> Requirements: Without including any pictures, write out the listing below exactly.
-- Start Excerpted data --
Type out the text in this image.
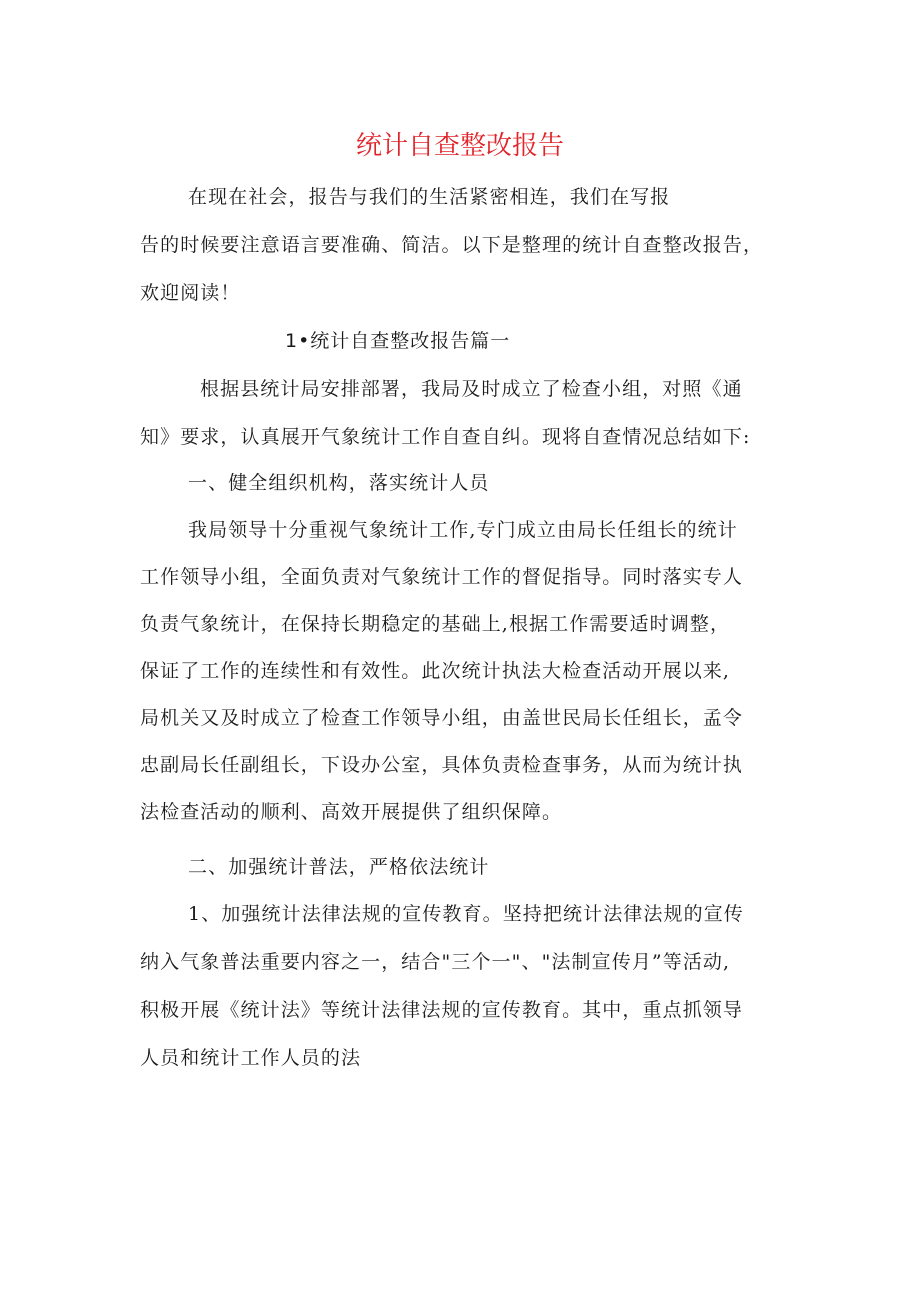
统计自查整改报告
在现在社会，报告与我们的生活紧密相连，我们在写报
告的时候要注意语言要准确、简洁。以下是整理的统计自查整改报告，
欢迎阅读！
1•统计自查整改报告篇一
根据县统计局安排部署，我局及时成立了检查小组，对照《通
知》要求，认真展开气象统计工作自查自纠。现将自查情况总结如下:
一、健全组织机构，落实统计人员
我局领导十分重视气象统计工作,专门成立由局长任组长的统计
工作领导小组，全面负责对气象统计工作的督促指导。同时落实专人
负责气象统计，在保持长期稳定的基础上,根据工作需要适时调整，
保证了工作的连续性和有效性。此次统计执法大检查活动开展以来,
局机关又及时成立了检查工作领导小组，由盖世民局长任组长，孟令
忠副局长任副组长，下设办公室，具体负责检查事务，从而为统计执
法检查活动的顺利、高效开展提供了组织保障。
二、加强统计普法，严格依法统计
1、加强统计法律法规的宣传教育。坚持把统计法律法规的宣传
纳入气象普法重要内容之一，结合"三个一"、"法制宣传月”等活动,
积极开展《统计法》等统计法律法规的宣传教育。其中，重点抓领导
人员和统计工作人员的法
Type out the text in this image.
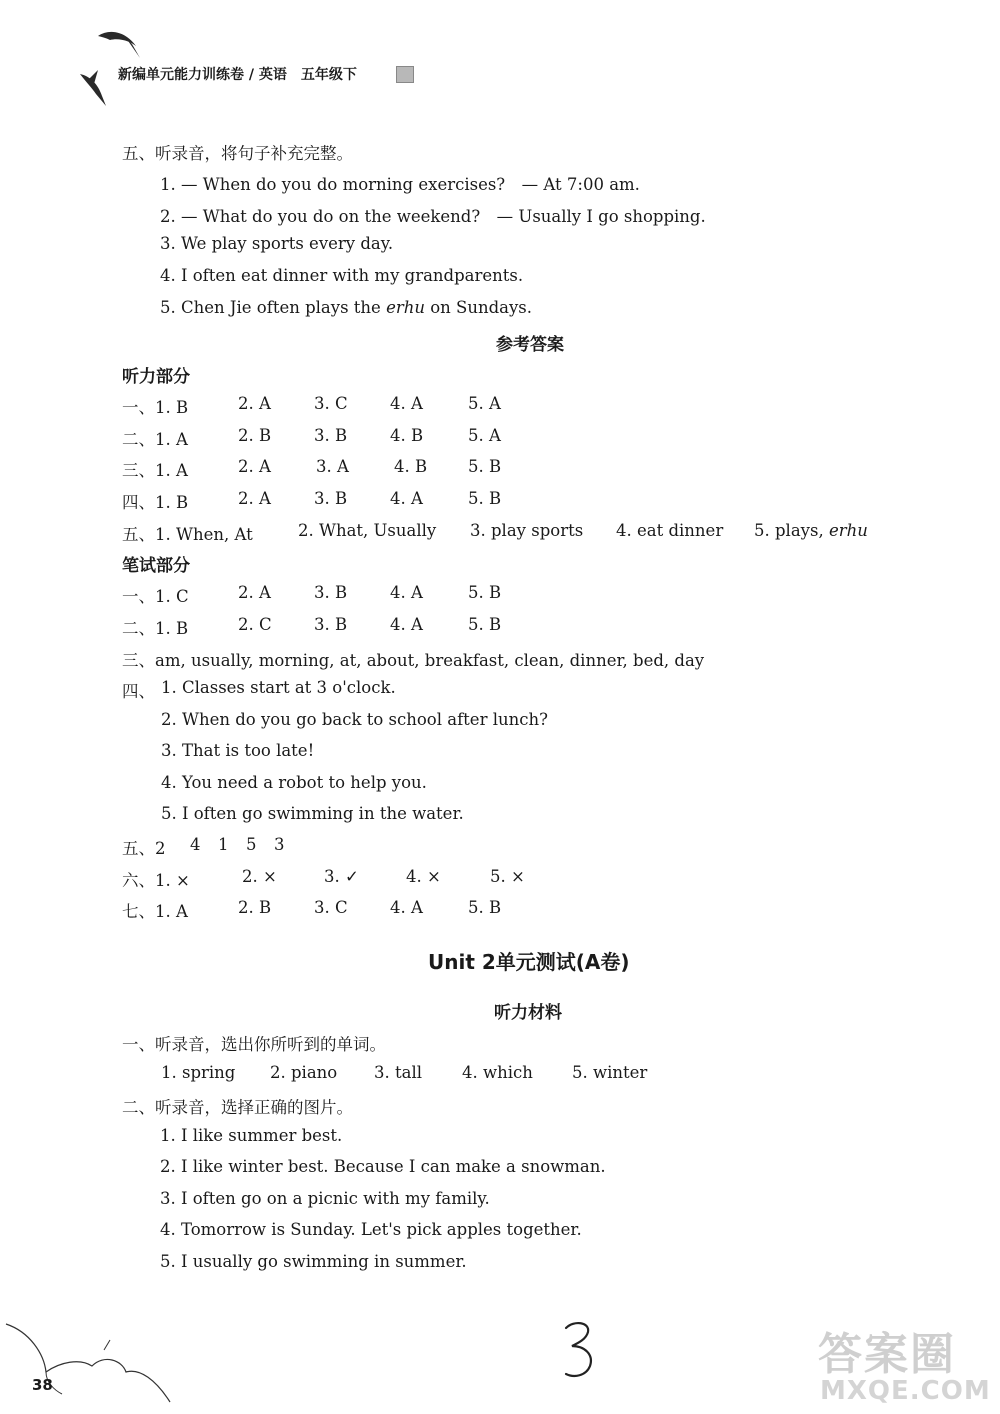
新编单元能力训练卷 / 英语　五年级下
五、听录音，将句子补充完整。
1. — When do you do morning exercises?　— At 7:00 am.
2. — What do you do on the weekend?　— Usually I go shopping.
3. We play sports every day.
4. I often eat dinner with my grandparents.
5. Chen Jie often plays the erhu on Sundays.
参考答案
听力部分
一、1. B	2. A	3. C	4. A	5. A
二、1. A	2. B	3. B	4. B	5. A
三、1. A	2. A	3. A	4. B 5. B
四、1. B	2. A	3. B	4. A	5. B
五、1. When, At	2. What, Usually 3. play sports 4. eat dinner 5. plays, erhu
笔试部分
一、1. C	2. A	3. B	4. A	5. B
二、1. B	2. C	3. B	4. A	5. B
三、am, usually, morning, at, about, breakfast, clean, dinner, bed, day
四、 1. Classes start at 3 o'clock.
2. When do you go back to school after lunch?
3. That is too late!
4. You need a robot to help you.
5. I often go swimming in the water.
五、2 4 1 5 3
六、1. ×	2. ×	3. ✓	4. ×	5. ×
七、1. A	2. B	3. C	4. A	5. B
Unit 2单元测试(A卷)
听力材料
一、听录音，选出你所听到的单词。
1. spring 2. piano 3. tall 4. which 5. winter
二、听录音，选择正确的图片。
1. I like summer best.
2. I like winter best. Because I can make a snowman.
3. I often go on a picnic with my family.
4. Tomorrow is Sunday. Let's pick apples together.
5. I usually go swimming in summer.
38
答案圈
MXQE.COM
-- End Excerpted data --
> Answer to this problem:
Type out the text in this image.
统计自查整改报告
在现在社会，报告与我们的生活紧密相连，我们在写报
告的时候要注意语言要准确、简洁。以下是整理的统计自查整改报告，
欢迎阅读！
1•统计自查整改报告篇一
根据县统计局安排部署，我局及时成立了检查小组，对照《通
知》要求，认真展开气象统计工作自查自纠。现将自查情况总结如下:
一、健全组织机构，落实统计人员
我局领导十分重视气象统计工作,专门成立由局长任组长的统计
工作领导小组，全面负责对气象统计工作的督促指导。同时落实专人
负责气象统计，在保持长期稳定的基础上,根据工作需要适时调整，
保证了工作的连续性和有效性。此次统计执法大检查活动开展以来,
局机关又及时成立了检查工作领导小组，由盖世民局长任组长，孟令
忠副局长任副组长，下设办公室，具体负责检查事务，从而为统计执
法检查活动的顺利、高效开展提供了组织保障。
二、加强统计普法，严格依法统计
1、加强统计法律法规的宣传教育。坚持把统计法律法规的宣传
纳入气象普法重要内容之一，结合"三个一"、"法制宣传月”等活动,
积极开展《统计法》等统计法律法规的宣传教育。其中，重点抓领导
人员和统计工作人员的法
Type out the text in this image.
新编单元能力训练卷 / 英语　五年级下
五、听录音，将句子补充完整。
1. — When do you do morning exercises?　— At 7:00 am.
2. — What do you do on the weekend?　— Usually I go shopping.
3. We play sports every day.
4. I often eat dinner with my grandparents.
5. Chen Jie often plays the erhu on Sundays.
参考答案
听力部分
一、1. B	2. A	3. C	4. A	5. A
二、1. A	2. B	3. B	4. B	5. A
三、1. A	2. A	3. A	4. B 5. B
四、1. B	2. A	3. B	4. A	5. B
五、1. When, At	2. What, Usually 3. play sports 4. eat dinner 5. plays, erhu
笔试部分
一、1. C	2. A	3. B	4. A	5. B
二、1. B	2. C	3. B	4. A	5. B
三、am, usually, morning, at, about, breakfast, clean, dinner, bed, day
四、 1. Classes start at 3 o'clock.
2. When do you go back to school after lunch?
3. That is too late!
4. You need a robot to help you.
5. I often go swimming in the water.
五、2 4 1 5 3
六、1. ×	2. ×	3. ✓	4. ×	5. ×
七、1. A	2. B	3. C	4. A	5. B
Unit 2单元测试(A卷)
听力材料
一、听录音，选出你所听到的单词。
1. spring 2. piano 3. tall 4. which 5. winter
二、听录音，选择正确的图片。
1. I like summer best.
2. I like winter best. Because I can make a snowman.
3. I often go on a picnic with my family.
4. Tomorrow is Sunday. Let's pick apples together.
5. I usually go swimming in summer.
38
答案圈
MXQE.COM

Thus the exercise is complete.